Problem statement
Check every line of the data below for the string "this", and copy the ones that hold it.

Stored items
* BEGIN *
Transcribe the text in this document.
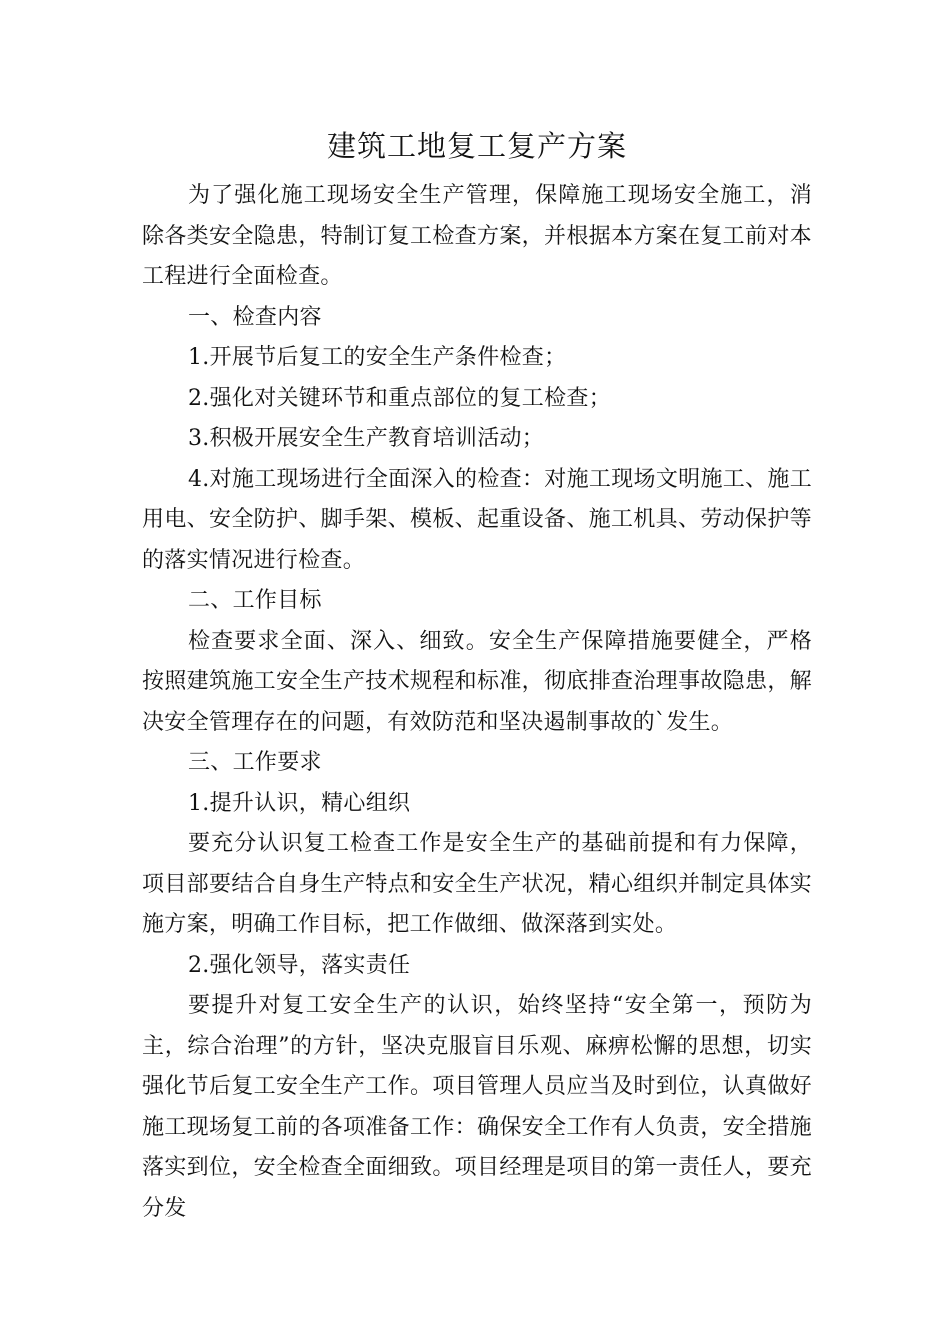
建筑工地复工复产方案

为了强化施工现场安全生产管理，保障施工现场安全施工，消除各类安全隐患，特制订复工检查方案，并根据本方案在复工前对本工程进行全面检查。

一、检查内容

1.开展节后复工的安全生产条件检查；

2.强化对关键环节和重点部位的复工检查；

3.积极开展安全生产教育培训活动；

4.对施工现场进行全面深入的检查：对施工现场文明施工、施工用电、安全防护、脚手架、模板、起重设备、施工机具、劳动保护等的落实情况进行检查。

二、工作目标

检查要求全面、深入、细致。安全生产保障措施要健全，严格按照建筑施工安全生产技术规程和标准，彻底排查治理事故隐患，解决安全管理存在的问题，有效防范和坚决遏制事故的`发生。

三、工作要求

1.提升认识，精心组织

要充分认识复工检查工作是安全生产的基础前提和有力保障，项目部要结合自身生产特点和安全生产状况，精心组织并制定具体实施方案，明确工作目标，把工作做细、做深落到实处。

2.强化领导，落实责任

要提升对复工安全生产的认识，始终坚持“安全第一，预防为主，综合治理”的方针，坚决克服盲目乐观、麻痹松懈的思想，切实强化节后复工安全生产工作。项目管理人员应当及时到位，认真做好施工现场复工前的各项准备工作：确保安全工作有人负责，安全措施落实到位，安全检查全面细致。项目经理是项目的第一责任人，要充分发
* END *
* BEGIN *
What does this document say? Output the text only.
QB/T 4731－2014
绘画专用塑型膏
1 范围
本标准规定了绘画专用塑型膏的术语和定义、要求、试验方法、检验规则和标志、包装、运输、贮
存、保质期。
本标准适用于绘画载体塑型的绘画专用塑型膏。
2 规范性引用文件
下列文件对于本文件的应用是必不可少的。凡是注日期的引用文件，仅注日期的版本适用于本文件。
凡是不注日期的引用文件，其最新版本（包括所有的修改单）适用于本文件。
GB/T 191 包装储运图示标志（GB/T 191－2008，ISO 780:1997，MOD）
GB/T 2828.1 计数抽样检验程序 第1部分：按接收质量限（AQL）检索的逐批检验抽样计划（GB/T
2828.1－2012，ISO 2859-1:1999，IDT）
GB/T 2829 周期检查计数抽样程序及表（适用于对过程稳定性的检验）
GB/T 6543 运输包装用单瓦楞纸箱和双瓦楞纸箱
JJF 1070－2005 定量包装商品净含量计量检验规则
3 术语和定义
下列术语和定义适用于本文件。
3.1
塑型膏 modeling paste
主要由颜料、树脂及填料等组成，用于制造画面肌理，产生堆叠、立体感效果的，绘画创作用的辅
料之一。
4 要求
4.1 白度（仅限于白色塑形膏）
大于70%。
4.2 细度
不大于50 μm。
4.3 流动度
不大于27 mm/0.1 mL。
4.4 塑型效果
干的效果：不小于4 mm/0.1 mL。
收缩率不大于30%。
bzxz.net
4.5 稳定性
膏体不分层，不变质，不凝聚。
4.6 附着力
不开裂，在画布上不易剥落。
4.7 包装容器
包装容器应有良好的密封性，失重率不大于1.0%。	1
* END *
Correct response
Transcribe the text in this document.
What does this document say? Output the text only.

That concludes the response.